══ Task inputs

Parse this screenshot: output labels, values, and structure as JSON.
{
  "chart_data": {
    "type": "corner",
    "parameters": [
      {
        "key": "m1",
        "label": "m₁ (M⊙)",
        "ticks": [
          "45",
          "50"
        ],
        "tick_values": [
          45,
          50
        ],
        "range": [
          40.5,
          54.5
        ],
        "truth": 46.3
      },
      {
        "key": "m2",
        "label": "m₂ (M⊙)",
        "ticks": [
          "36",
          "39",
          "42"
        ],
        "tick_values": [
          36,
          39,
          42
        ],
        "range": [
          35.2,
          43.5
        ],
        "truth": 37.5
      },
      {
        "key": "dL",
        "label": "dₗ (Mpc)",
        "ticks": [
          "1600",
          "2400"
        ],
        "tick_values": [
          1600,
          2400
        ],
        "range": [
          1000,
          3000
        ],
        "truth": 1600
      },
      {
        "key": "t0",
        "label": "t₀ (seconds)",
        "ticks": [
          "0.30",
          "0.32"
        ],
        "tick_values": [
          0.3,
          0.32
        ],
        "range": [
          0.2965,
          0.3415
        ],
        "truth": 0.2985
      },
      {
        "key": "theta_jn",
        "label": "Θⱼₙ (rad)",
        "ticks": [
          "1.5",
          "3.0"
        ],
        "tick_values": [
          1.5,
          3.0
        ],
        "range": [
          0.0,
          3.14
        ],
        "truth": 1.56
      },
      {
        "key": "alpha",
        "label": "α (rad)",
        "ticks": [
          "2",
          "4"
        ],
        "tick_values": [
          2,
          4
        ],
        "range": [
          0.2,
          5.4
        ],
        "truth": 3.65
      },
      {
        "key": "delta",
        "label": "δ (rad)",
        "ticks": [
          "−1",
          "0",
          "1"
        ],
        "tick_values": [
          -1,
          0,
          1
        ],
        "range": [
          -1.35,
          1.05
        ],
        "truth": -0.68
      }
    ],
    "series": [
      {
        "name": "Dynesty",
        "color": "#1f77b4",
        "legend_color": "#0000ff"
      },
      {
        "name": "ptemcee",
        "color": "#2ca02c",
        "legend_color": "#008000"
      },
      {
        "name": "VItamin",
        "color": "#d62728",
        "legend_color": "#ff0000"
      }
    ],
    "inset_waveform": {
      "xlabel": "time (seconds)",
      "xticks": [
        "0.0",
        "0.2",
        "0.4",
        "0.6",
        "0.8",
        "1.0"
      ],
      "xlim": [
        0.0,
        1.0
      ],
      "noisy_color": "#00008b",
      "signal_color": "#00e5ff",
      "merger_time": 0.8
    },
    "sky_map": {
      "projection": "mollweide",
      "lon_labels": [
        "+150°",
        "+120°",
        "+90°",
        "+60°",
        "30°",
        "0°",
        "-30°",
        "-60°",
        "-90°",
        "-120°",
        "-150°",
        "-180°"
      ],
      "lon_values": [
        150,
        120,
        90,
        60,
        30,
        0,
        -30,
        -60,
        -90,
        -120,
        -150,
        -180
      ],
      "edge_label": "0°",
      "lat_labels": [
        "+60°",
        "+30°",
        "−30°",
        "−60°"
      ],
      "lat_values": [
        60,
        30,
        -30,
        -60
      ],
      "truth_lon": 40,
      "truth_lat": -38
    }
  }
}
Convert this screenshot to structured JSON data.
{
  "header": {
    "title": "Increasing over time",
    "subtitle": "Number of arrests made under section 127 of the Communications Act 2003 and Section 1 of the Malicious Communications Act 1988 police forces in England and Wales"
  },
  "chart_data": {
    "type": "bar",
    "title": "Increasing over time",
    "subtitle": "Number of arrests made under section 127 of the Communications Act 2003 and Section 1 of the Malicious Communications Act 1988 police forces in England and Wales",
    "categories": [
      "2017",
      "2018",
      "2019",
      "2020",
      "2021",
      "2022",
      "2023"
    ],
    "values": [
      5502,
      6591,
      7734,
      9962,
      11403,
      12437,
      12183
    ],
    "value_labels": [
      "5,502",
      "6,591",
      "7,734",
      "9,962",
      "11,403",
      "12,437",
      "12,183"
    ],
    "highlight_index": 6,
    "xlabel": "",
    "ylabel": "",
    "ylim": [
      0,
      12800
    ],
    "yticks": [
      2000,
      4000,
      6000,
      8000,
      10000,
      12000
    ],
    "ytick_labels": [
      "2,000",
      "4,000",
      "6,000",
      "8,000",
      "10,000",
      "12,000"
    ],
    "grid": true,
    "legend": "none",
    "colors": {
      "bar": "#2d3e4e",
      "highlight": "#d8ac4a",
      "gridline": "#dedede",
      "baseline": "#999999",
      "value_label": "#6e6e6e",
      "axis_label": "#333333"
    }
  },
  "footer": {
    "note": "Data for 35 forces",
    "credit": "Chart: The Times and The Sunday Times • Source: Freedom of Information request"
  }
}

════

Task prompt » List each line of the entries that holds the string "police".

Exercise result »
    "subtitle": "Number of arrests made under section 127 of the Communications Act 2003 and Section 1 of the Malicious Communications Act 1988 police forces in England and Wales"
    "subtitle": "Number of arrests made under section 127 of the Communications Act 2003 and Section 1 of the Malicious Communications Act 1988 police forces in England and Wales",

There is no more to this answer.